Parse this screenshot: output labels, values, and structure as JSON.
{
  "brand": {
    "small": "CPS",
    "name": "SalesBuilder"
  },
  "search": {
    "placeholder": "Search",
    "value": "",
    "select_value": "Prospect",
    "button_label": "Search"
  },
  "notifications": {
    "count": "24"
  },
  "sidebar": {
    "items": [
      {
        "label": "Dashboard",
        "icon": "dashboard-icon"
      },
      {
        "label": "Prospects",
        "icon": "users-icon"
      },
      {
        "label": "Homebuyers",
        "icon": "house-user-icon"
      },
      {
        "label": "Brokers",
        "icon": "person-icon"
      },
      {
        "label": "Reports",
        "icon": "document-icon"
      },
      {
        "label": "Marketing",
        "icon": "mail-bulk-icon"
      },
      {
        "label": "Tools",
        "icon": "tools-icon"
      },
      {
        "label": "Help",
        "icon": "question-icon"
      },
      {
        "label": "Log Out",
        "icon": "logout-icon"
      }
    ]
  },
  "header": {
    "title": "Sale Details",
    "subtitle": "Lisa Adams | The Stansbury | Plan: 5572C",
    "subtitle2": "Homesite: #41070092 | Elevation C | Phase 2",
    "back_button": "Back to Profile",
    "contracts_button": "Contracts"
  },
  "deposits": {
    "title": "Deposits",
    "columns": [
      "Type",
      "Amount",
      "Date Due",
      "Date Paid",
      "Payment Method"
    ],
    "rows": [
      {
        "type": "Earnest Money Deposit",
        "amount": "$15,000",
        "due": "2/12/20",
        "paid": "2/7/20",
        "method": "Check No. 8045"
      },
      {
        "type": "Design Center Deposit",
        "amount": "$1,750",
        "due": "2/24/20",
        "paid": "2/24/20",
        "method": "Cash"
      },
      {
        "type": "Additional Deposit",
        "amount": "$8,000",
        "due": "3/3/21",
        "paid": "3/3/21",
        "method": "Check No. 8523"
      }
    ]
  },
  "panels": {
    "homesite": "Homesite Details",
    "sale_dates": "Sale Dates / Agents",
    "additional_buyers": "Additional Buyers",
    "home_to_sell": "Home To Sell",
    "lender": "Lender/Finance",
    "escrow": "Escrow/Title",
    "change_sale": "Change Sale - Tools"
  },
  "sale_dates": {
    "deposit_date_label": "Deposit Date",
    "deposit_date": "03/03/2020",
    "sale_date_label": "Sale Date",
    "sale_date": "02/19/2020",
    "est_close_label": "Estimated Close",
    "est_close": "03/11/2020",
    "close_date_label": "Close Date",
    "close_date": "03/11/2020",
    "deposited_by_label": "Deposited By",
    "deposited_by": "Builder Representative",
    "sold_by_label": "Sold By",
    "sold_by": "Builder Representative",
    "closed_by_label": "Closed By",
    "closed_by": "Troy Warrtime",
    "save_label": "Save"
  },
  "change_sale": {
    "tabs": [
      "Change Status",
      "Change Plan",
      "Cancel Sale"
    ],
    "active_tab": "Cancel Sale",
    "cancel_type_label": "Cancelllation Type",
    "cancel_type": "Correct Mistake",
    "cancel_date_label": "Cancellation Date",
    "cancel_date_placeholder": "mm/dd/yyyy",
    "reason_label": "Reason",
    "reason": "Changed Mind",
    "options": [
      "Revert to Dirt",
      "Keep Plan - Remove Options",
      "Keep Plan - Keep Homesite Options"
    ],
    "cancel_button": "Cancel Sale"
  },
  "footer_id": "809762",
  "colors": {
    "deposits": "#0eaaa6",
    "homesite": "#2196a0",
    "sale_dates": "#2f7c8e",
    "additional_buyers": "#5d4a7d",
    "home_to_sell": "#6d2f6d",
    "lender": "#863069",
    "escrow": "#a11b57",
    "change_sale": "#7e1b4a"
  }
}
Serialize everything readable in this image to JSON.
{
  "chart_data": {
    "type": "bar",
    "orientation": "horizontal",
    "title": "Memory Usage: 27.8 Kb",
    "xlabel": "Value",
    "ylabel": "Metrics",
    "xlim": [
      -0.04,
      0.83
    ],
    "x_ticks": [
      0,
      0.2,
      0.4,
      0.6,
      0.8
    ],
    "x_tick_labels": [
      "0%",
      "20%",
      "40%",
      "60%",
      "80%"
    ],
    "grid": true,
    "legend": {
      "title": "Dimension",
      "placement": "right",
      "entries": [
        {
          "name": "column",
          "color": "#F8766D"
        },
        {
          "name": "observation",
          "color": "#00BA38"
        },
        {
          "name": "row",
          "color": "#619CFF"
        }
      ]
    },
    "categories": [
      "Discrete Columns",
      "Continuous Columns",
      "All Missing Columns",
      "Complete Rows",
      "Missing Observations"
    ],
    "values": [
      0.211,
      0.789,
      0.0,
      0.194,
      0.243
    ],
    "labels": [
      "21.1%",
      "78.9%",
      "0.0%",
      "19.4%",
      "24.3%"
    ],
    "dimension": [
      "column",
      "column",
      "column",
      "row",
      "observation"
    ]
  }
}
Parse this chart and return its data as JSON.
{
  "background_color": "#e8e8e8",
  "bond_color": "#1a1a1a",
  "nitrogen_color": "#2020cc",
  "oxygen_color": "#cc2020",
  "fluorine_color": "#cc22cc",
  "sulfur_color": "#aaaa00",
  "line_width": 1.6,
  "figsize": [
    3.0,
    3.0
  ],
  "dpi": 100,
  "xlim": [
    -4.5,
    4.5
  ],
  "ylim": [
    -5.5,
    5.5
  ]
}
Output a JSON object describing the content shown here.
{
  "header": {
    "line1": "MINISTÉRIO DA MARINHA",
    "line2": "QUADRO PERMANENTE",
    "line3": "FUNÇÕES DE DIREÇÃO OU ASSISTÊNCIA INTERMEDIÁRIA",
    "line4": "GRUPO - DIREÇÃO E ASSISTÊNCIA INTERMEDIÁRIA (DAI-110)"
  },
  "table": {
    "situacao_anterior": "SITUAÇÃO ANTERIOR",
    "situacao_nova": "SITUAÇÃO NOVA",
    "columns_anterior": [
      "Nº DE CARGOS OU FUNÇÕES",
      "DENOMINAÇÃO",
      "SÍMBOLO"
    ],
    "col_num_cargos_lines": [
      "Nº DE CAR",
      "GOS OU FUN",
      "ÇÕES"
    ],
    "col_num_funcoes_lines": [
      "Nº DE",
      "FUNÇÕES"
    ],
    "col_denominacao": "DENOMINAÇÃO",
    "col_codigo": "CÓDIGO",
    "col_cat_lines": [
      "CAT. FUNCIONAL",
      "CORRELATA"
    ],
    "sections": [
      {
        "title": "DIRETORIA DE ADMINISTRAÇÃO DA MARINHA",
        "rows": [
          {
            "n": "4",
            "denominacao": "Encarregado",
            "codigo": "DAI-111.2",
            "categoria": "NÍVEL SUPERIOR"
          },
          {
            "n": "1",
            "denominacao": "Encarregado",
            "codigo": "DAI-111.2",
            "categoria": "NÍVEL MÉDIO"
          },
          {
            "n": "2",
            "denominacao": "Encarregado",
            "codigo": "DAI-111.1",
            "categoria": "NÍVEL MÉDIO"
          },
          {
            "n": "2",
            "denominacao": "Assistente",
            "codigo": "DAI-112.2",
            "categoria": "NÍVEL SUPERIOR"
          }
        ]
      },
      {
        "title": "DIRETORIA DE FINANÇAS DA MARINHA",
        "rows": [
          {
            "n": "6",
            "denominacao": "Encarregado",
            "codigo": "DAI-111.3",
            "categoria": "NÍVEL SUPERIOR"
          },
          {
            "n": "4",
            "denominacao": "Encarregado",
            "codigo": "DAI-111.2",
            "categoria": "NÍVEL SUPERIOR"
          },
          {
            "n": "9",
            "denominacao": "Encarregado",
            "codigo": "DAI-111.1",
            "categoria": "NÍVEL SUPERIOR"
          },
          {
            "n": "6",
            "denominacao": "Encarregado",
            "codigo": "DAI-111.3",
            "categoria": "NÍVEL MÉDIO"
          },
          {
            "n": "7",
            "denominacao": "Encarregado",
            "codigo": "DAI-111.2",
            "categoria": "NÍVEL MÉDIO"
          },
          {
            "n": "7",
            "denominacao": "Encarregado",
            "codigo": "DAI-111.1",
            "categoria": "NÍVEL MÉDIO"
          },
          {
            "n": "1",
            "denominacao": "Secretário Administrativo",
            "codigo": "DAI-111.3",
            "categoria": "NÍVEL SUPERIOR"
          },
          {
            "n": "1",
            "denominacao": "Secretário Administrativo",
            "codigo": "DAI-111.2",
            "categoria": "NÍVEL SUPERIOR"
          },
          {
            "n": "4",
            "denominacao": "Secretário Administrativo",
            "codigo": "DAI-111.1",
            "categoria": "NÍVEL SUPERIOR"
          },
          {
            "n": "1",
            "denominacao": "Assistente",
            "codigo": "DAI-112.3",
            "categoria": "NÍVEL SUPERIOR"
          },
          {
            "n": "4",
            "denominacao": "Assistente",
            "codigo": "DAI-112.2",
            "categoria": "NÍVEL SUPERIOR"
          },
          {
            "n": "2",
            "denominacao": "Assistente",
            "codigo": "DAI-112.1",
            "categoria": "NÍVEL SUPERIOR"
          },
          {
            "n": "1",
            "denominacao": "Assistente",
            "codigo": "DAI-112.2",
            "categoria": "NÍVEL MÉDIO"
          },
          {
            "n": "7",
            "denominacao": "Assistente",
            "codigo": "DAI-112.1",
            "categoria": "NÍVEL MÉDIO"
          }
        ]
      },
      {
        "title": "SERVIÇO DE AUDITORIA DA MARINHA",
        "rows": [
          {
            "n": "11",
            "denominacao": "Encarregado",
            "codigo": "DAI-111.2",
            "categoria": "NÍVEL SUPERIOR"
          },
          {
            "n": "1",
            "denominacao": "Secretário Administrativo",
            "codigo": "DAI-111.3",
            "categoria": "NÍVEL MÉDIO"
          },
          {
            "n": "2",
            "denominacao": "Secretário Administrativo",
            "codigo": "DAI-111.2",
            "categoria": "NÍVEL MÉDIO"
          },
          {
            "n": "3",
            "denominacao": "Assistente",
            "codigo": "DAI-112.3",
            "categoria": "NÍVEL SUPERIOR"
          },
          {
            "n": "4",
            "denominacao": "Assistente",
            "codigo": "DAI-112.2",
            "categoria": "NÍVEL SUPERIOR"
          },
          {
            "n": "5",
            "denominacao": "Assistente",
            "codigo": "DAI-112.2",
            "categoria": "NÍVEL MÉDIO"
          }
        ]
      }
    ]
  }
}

# [Exercise directions]
Copy out every line of the listing that contains the string "ASSISTÊNCIA".

# [Final result]
    "line3": "FUNÇÕES DE DIREÇÃO OU ASSISTÊNCIA INTERMEDIÁRIA",
    "line4": "GRUPO - DIREÇÃO E ASSISTÊNCIA INTERMEDIÁRIA (DAI-110)"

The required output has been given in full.